EXERCISE TASKS>
1) Write out the passage of the iPhone screenshot post starting at "UIWindow *theScreen = [[UIApplication" and ending at "camera - maybe?!".
2) In the iPhone screenshot post, what does the writer put the camera photo into before grabbing a screenshot of it?

DOCUMENT TEXT>
Ok so I am taking a screen shot of a photo I took with my camera on the iPhone. I put the camera photo into UIImageView and grab a screenshot of it using this sort of code (this is from http://www.skylarcantu.com/blog/2009/10/16/saving-a-view-as-an-image/)...

 - (void)takeScreenshot {

    UIWindow *theScreen = [[UIApplication sharedApplication].windows objectAtIndex:0];     
    UIGraphicsBeginImageContext(theScreen.frame.size);  
    [[theScreen layer] renderInContext:UIGraphicsGetCurrentContext()];   
    UIImage *screenshot = UIGraphicsGetImageFromCurrentImageContext();    
    UIGraphicsEndImageContext();              
    [self doSomethingWith:screenshot]; 
}

I have it working as I want but the image quality of the screenshot is much worse than the image I take with my camera. Is there a way to overcome this? I guess it is because this takes a screenshot which captures the resolution of the iPhone screen rather than the resolution of the camera - maybe?!

[Records from a data collection]

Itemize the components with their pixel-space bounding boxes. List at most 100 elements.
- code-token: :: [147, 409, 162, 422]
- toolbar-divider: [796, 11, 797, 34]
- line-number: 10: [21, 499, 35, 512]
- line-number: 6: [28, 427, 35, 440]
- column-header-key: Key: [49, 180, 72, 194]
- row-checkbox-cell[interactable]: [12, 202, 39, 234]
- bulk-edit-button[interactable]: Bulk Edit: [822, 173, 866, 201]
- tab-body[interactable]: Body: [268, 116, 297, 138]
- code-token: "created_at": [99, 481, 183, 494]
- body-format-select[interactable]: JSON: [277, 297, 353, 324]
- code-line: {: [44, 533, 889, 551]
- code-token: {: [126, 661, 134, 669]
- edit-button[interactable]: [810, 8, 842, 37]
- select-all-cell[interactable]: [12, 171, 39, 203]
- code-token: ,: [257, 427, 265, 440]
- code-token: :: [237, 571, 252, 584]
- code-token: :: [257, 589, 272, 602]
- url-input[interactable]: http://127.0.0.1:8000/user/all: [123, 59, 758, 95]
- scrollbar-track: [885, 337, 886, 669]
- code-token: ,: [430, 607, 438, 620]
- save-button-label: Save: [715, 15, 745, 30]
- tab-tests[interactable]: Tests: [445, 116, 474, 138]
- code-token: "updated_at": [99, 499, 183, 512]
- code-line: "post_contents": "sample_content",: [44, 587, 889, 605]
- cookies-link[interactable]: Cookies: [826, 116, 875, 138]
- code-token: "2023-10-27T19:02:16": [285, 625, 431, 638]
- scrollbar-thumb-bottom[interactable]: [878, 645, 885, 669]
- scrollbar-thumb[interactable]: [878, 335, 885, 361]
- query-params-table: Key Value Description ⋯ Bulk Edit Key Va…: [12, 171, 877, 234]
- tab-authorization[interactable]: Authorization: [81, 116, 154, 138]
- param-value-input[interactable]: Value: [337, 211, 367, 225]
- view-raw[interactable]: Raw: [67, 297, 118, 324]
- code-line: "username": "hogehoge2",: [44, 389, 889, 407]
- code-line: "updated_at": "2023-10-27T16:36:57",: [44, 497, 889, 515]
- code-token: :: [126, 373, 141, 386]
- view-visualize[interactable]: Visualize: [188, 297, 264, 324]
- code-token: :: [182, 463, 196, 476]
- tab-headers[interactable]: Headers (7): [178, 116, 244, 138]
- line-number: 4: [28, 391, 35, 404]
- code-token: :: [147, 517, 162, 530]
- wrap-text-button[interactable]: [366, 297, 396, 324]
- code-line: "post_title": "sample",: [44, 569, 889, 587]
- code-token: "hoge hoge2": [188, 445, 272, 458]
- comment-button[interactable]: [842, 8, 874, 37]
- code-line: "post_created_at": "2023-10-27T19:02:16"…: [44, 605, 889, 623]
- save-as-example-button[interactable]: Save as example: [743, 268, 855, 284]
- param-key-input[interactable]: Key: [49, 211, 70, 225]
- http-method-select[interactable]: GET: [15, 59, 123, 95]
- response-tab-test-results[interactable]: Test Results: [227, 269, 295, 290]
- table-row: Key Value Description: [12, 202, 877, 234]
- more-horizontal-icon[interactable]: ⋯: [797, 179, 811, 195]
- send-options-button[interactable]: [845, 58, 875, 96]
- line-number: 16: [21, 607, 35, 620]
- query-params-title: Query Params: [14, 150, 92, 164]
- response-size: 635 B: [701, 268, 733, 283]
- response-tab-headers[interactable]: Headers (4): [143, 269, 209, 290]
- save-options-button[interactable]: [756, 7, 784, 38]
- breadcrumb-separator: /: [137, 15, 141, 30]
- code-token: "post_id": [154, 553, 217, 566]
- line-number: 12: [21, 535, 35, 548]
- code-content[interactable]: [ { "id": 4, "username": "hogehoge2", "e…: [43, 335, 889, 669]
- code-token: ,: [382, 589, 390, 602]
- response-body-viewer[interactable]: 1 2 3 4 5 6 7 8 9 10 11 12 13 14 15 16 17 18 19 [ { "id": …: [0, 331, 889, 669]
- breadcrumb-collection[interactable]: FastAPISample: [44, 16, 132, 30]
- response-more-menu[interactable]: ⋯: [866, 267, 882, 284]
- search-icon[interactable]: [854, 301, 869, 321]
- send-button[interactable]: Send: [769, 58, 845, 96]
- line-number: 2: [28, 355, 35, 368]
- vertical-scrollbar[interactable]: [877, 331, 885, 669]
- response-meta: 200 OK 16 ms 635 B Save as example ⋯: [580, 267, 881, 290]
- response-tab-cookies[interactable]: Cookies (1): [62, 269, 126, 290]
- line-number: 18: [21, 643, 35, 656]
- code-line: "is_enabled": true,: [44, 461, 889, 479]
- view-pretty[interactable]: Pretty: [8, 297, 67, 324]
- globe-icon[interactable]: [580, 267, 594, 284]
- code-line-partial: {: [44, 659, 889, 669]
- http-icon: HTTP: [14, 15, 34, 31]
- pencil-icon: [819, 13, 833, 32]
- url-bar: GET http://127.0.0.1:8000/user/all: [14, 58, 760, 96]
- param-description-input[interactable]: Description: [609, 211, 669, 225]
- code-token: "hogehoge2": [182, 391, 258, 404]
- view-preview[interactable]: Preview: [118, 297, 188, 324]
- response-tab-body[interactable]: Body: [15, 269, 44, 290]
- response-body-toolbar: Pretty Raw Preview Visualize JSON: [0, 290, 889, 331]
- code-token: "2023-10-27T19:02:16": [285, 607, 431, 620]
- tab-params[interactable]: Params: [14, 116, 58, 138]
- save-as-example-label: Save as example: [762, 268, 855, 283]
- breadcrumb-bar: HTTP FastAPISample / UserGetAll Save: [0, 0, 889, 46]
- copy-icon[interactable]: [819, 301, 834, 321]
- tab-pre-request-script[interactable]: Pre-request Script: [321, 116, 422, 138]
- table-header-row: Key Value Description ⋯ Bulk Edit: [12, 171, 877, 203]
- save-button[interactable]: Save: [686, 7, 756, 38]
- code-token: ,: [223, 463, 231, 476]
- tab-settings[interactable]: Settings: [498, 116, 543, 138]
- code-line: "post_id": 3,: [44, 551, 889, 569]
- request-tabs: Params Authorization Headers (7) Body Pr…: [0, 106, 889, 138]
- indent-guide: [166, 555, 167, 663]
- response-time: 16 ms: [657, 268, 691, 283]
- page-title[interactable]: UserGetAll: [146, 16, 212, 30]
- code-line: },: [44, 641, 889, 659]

SOLUTION SET>
1)
UIWindow *theScreen = [[UIApplication sharedApplication].windows objectAtIndex:0];     
    UIGraphicsBeginImageContext(theScreen.frame.size);  
    [[theScreen layer] renderInContext:UIGraphicsGetCurrentContext()];   
    UIImage *screenshot = UIGraphicsGetImageFromCurrentImageContext();    
    UIGraphicsEndImageContext();              
    [self doSomethingWith:screenshot]; 
}

I have it working as I want but the image quality of the screenshot is much worse than the image I take with my camera. Is there a way to overcome this? I guess it is because this takes a screenshot which captures the resolution of the iPhone screen rather than the resolution of the camera - maybe?!

2) A UIImageView.